- Exercise instructions -
Every record must be written out once more, with nothing added or omitted.

Start of Raw data

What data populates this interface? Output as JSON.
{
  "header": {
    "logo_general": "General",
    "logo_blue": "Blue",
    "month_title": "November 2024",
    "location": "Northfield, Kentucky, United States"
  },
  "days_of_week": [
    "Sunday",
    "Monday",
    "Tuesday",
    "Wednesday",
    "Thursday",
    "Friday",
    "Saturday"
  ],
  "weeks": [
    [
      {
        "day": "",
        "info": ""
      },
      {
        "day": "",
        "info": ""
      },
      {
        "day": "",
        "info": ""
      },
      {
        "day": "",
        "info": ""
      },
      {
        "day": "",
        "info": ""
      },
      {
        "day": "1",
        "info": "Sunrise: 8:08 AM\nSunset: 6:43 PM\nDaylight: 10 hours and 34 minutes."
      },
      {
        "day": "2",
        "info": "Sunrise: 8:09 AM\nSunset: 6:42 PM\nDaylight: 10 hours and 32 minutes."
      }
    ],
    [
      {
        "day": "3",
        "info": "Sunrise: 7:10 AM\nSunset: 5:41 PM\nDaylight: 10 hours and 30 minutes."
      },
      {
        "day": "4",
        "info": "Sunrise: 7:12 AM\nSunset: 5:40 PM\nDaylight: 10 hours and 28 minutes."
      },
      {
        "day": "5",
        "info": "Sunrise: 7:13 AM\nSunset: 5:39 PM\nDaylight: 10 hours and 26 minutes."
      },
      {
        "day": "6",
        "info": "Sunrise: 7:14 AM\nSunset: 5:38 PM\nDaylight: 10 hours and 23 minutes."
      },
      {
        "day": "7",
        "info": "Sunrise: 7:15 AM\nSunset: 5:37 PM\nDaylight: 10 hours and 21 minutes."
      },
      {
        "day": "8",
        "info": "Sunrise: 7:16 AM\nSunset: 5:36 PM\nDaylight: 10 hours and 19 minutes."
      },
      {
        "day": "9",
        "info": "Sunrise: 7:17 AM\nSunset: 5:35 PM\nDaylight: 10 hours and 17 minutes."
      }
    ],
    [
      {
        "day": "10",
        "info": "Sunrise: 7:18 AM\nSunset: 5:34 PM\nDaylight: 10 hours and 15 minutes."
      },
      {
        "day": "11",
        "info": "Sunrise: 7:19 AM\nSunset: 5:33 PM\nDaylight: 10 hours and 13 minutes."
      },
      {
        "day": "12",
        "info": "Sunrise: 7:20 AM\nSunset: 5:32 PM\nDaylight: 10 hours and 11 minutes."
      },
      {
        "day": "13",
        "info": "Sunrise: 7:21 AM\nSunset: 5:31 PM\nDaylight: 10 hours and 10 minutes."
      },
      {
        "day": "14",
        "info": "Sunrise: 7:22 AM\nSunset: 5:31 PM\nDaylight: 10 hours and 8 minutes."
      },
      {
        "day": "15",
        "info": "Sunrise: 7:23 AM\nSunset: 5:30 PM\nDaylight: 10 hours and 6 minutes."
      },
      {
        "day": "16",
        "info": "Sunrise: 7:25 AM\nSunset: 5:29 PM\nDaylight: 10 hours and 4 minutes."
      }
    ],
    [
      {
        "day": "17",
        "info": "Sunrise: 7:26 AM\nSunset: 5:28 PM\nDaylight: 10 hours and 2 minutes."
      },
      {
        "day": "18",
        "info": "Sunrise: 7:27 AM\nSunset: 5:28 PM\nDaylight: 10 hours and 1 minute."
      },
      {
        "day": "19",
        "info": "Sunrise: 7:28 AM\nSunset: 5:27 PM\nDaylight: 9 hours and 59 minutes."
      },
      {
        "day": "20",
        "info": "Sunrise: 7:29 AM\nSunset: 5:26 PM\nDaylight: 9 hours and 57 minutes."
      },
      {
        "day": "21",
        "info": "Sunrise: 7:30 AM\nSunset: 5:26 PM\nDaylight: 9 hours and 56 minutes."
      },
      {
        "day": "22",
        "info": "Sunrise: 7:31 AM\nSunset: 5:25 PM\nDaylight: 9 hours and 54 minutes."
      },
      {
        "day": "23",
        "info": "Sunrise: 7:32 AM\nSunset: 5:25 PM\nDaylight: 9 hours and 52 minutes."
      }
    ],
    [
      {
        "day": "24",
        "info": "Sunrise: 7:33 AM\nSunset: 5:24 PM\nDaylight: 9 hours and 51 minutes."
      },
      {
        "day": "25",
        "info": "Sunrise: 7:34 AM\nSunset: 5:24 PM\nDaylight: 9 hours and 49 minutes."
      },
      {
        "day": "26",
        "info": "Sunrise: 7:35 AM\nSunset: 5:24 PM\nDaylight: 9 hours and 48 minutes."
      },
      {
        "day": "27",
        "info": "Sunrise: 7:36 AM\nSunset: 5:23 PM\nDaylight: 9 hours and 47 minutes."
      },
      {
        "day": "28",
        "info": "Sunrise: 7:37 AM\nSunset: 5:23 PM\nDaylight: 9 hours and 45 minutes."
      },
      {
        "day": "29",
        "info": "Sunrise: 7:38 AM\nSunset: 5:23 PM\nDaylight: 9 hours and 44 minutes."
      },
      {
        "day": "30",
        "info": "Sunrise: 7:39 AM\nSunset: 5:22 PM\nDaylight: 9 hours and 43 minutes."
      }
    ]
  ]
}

End of Raw data

- The answer -
What data populates this interface? Output as JSON.
{
  "header": {
    "logo_general": "General",
    "logo_blue": "Blue",
    "month_title": "November 2024",
    "location": "Northfield, Kentucky, United States"
  },
  "days_of_week": [
    "Sunday",
    "Monday",
    "Tuesday",
    "Wednesday",
    "Thursday",
    "Friday",
    "Saturday"
  ],
  "weeks": [
    [
      {
        "day": "",
        "info": ""
      },
      {
        "day": "",
        "info": ""
      },
      {
        "day": "",
        "info": ""
      },
      {
        "day": "",
        "info": ""
      },
      {
        "day": "",
        "info": ""
      },
      {
        "day": "1",
        "info": "Sunrise: 8:08 AM\nSunset: 6:43 PM\nDaylight: 10 hours and 34 minutes."
      },
      {
        "day": "2",
        "info": "Sunrise: 8:09 AM\nSunset: 6:42 PM\nDaylight: 10 hours and 32 minutes."
      }
    ],
    [
      {
        "day": "3",
        "info": "Sunrise: 7:10 AM\nSunset: 5:41 PM\nDaylight: 10 hours and 30 minutes."
      },
      {
        "day": "4",
        "info": "Sunrise: 7:12 AM\nSunset: 5:40 PM\nDaylight: 10 hours and 28 minutes."
      },
      {
        "day": "5",
        "info": "Sunrise: 7:13 AM\nSunset: 5:39 PM\nDaylight: 10 hours and 26 minutes."
      },
      {
        "day": "6",
        "info": "Sunrise: 7:14 AM\nSunset: 5:38 PM\nDaylight: 10 hours and 23 minutes."
      },
      {
        "day": "7",
        "info": "Sunrise: 7:15 AM\nSunset: 5:37 PM\nDaylight: 10 hours and 21 minutes."
      },
      {
        "day": "8",
        "info": "Sunrise: 7:16 AM\nSunset: 5:36 PM\nDaylight: 10 hours and 19 minutes."
      },
      {
        "day": "9",
        "info": "Sunrise: 7:17 AM\nSunset: 5:35 PM\nDaylight: 10 hours and 17 minutes."
      }
    ],
    [
      {
        "day": "10",
        "info": "Sunrise: 7:18 AM\nSunset: 5:34 PM\nDaylight: 10 hours and 15 minutes."
      },
      {
        "day": "11",
        "info": "Sunrise: 7:19 AM\nSunset: 5:33 PM\nDaylight: 10 hours and 13 minutes."
      },
      {
        "day": "12",
        "info": "Sunrise: 7:20 AM\nSunset: 5:32 PM\nDaylight: 10 hours and 11 minutes."
      },
      {
        "day": "13",
        "info": "Sunrise: 7:21 AM\nSunset: 5:31 PM\nDaylight: 10 hours and 10 minutes."
      },
      {
        "day": "14",
        "info": "Sunrise: 7:22 AM\nSunset: 5:31 PM\nDaylight: 10 hours and 8 minutes."
      },
      {
        "day": "15",
        "info": "Sunrise: 7:23 AM\nSunset: 5:30 PM\nDaylight: 10 hours and 6 minutes."
      },
      {
        "day": "16",
        "info": "Sunrise: 7:25 AM\nSunset: 5:29 PM\nDaylight: 10 hours and 4 minutes."
      }
    ],
    [
      {
        "day": "17",
        "info": "Sunrise: 7:26 AM\nSunset: 5:28 PM\nDaylight: 10 hours and 2 minutes."
      },
      {
        "day": "18",
        "info": "Sunrise: 7:27 AM\nSunset: 5:28 PM\nDaylight: 10 hours and 1 minute."
      },
      {
        "day": "19",
        "info": "Sunrise: 7:28 AM\nSunset: 5:27 PM\nDaylight: 9 hours and 59 minutes."
      },
      {
        "day": "20",
        "info": "Sunrise: 7:29 AM\nSunset: 5:26 PM\nDaylight: 9 hours and 57 minutes."
      },
      {
        "day": "21",
        "info": "Sunrise: 7:30 AM\nSunset: 5:26 PM\nDaylight: 9 hours and 56 minutes."
      },
      {
        "day": "22",
        "info": "Sunrise: 7:31 AM\nSunset: 5:25 PM\nDaylight: 9 hours and 54 minutes."
      },
      {
        "day": "23",
        "info": "Sunrise: 7:32 AM\nSunset: 5:25 PM\nDaylight: 9 hours and 52 minutes."
      }
    ],
    [
      {
        "day": "24",
        "info": "Sunrise: 7:33 AM\nSunset: 5:24 PM\nDaylight: 9 hours and 51 minutes."
      },
      {
        "day": "25",
        "info": "Sunrise: 7:34 AM\nSunset: 5:24 PM\nDaylight: 9 hours and 49 minutes."
      },
      {
        "day": "26",
        "info": "Sunrise: 7:35 AM\nSunset: 5:24 PM\nDaylight: 9 hours and 48 minutes."
      },
      {
        "day": "27",
        "info": "Sunrise: 7:36 AM\nSunset: 5:23 PM\nDaylight: 9 hours and 47 minutes."
      },
      {
        "day": "28",
        "info": "Sunrise: 7:37 AM\nSunset: 5:23 PM\nDaylight: 9 hours and 45 minutes."
      },
      {
        "day": "29",
        "info": "Sunrise: 7:38 AM\nSunset: 5:23 PM\nDaylight: 9 hours and 44 minutes."
      },
      {
        "day": "30",
        "info": "Sunrise: 7:39 AM\nSunset: 5:22 PM\nDaylight: 9 hours and 43 minutes."
      }
    ]
  ]
}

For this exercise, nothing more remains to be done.